### DATA PROVIDED ###

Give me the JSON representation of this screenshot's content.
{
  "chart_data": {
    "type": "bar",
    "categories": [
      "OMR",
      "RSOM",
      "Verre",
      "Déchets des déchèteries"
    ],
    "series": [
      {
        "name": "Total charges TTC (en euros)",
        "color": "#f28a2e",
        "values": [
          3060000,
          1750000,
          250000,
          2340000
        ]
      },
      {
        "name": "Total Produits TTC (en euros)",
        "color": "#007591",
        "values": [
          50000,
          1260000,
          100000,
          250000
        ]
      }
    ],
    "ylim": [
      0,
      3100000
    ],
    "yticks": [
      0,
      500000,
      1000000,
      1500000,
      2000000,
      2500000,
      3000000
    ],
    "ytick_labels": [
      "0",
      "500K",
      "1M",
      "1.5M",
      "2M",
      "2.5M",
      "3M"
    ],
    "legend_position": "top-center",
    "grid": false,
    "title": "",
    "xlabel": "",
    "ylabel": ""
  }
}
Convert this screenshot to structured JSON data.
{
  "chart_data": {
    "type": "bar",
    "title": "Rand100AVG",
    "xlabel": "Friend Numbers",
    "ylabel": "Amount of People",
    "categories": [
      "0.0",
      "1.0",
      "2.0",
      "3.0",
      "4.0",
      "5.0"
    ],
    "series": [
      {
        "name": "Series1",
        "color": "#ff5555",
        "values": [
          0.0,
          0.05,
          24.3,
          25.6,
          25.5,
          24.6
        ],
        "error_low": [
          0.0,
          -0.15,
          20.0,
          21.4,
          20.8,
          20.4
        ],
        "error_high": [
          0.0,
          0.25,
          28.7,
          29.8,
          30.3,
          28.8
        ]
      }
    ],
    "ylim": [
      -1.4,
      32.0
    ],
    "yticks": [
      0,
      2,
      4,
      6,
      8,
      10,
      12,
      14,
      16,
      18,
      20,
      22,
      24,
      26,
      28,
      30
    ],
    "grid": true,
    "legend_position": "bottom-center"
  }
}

###

### SET TASK
Using the data above, reproduce every line exactly.

### FULL ANSWER
Give me the JSON representation of this screenshot's content.
{
  "chart_data": {
    "type": "bar",
    "categories": [
      "OMR",
      "RSOM",
      "Verre",
      "Déchets des déchèteries"
    ],
    "series": [
      {
        "name": "Total charges TTC (en euros)",
        "color": "#f28a2e",
        "values": [
          3060000,
          1750000,
          250000,
          2340000
        ]
      },
      {
        "name": "Total Produits TTC (en euros)",
        "color": "#007591",
        "values": [
          50000,
          1260000,
          100000,
          250000
        ]
      }
    ],
    "ylim": [
      0,
      3100000
    ],
    "yticks": [
      0,
      500000,
      1000000,
      1500000,
      2000000,
      2500000,
      3000000
    ],
    "ytick_labels": [
      "0",
      "500K",
      "1M",
      "1.5M",
      "2M",
      "2.5M",
      "3M"
    ],
    "legend_position": "top-center",
    "grid": false,
    "title": "",
    "xlabel": "",
    "ylabel": ""
  }
}
Convert this screenshot to structured JSON data.
{
  "chart_data": {
    "type": "bar",
    "title": "Rand100AVG",
    "xlabel": "Friend Numbers",
    "ylabel": "Amount of People",
    "categories": [
      "0.0",
      "1.0",
      "2.0",
      "3.0",
      "4.0",
      "5.0"
    ],
    "series": [
      {
        "name": "Series1",
        "color": "#ff5555",
        "values": [
          0.0,
          0.05,
          24.3,
          25.6,
          25.5,
          24.6
        ],
        "error_low": [
          0.0,
          -0.15,
          20.0,
          21.4,
          20.8,
          20.4
        ],
        "error_high": [
          0.0,
          0.25,
          28.7,
          29.8,
          30.3,
          28.8
        ]
      }
    ],
    "ylim": [
      -1.4,
      32.0
    ],
    "yticks": [
      0,
      2,
      4,
      6,
      8,
      10,
      12,
      14,
      16,
      18,
      20,
      22,
      24,
      26,
      28,
      30
    ],
    "grid": true,
    "legend_position": "bottom-center"
  }
}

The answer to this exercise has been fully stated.